***** Exercise material
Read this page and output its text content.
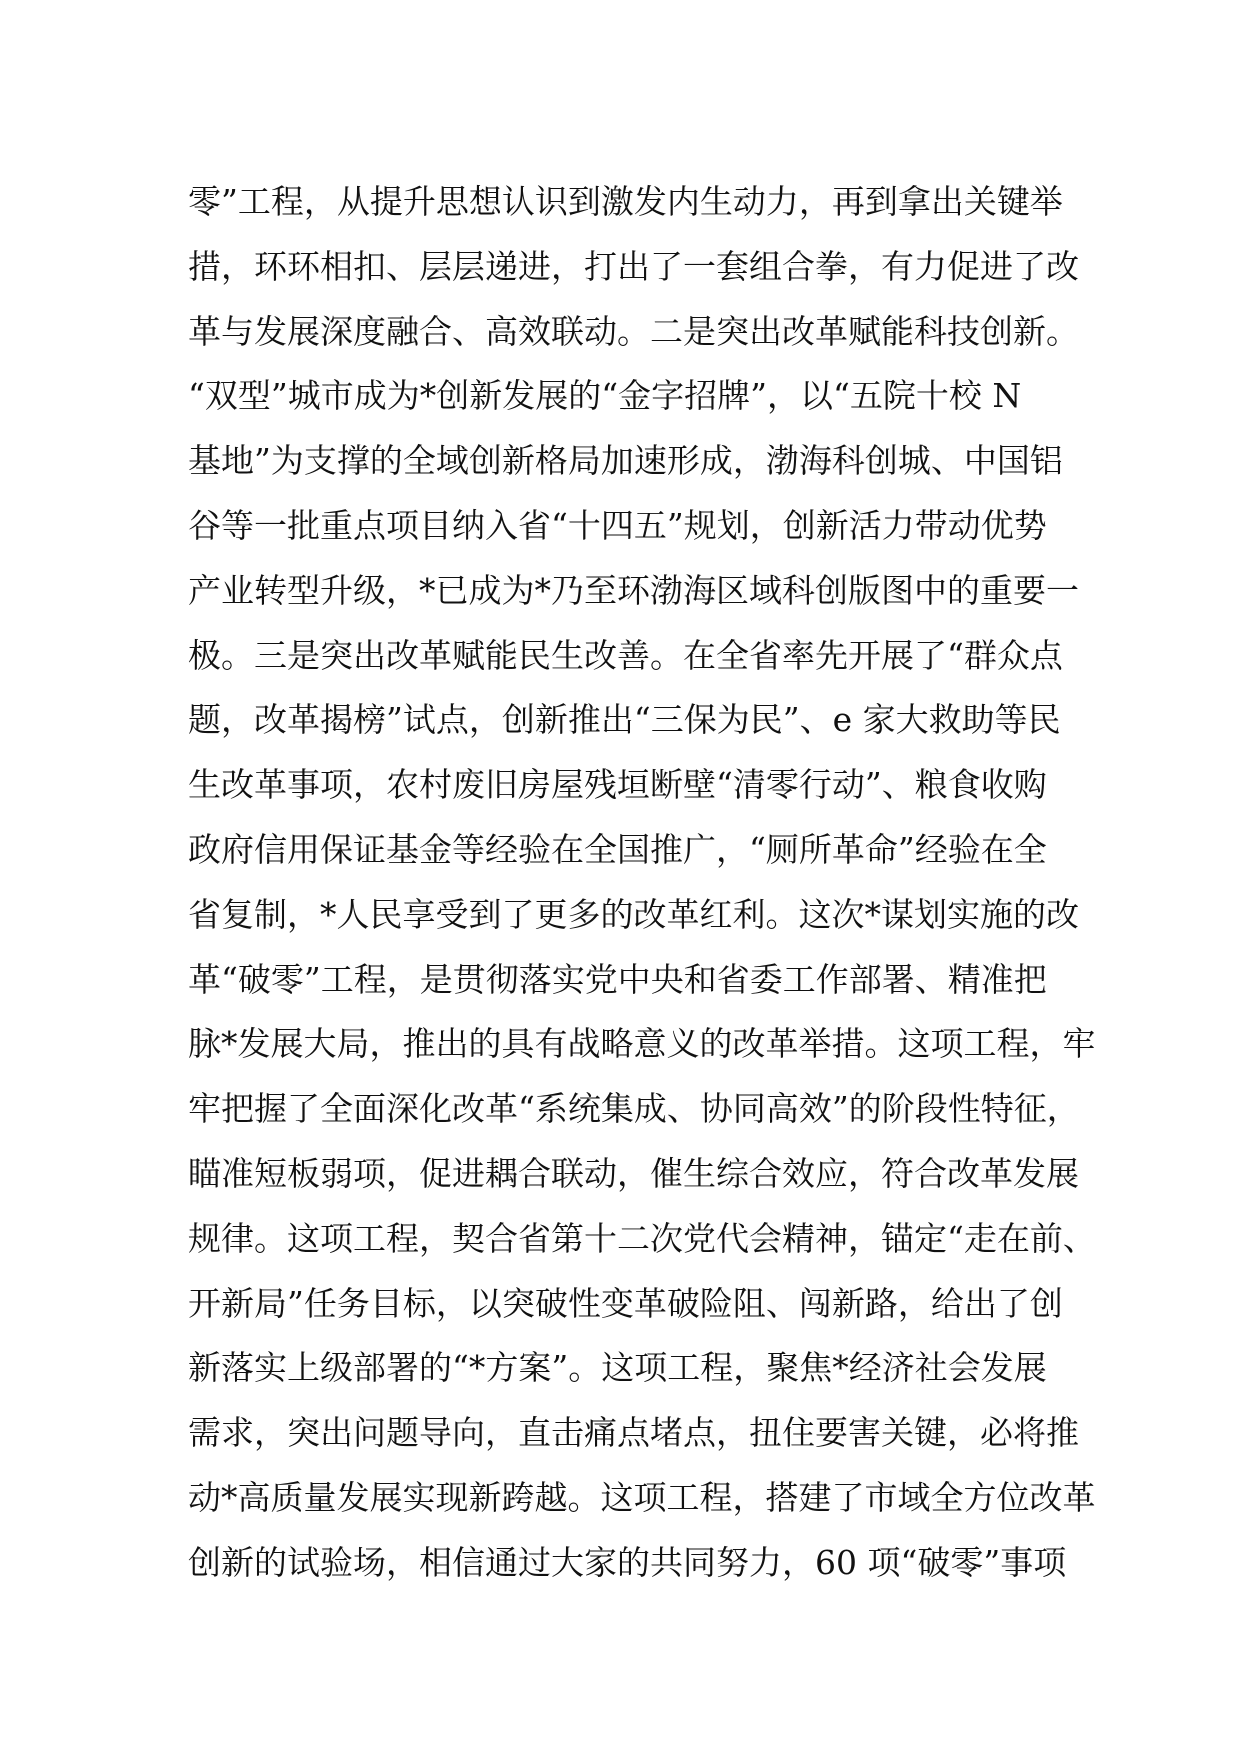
零”工程，从提升思想认识到激发内生动力，再到拿出关键举
措，环环相扣、层层递进，打出了一套组合拳，有力促进了改
革与发展深度融合、高效联动。二是突出改革赋能科技创新。
“双型”城市成为*创新发展的“金字招牌”，以“五院十校 N
基地”为支撑的全域创新格局加速形成，渤海科创城、中国铝
谷等一批重点项目纳入省“十四五”规划，创新活力带动优势
产业转型升级，*已成为*乃至环渤海区域科创版图中的重要一
极。三是突出改革赋能民生改善。在全省率先开展了“群众点
题，改革揭榜”试点，创新推出“三保为民”、e 家大救助等民
生改革事项，农村废旧房屋残垣断壁“清零行动”、粮食收购
政府信用保证基金等经验在全国推广，“厕所革命”经验在全
省复制，*人民享受到了更多的改革红利。这次*谋划实施的改
革“破零”工程，是贯彻落实党中央和省委工作部署、精准把
脉*发展大局，推出的具有战略意义的改革举措。这项工程，牢
牢把握了全面深化改革“系统集成、协同高效”的阶段性特征，
瞄准短板弱项，促进耦合联动，催生综合效应，符合改革发展
规律。这项工程，契合省第十二次党代会精神，锚定“走在前、
开新局”任务目标，以突破性变革破险阻、闯新路，给出了创
新落实上级部署的“*方案”。这项工程，聚焦*经济社会发展
需求，突出问题导向，直击痛点堵点，扭住要害关键，必将推
动*高质量发展实现新跨越。这项工程，搭建了市域全方位改革
创新的试验场，相信通过大家的共同努力，60 项“破零”事项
**********
Say, as a bare number, how many lines in the entries above include the string "这项工程".

4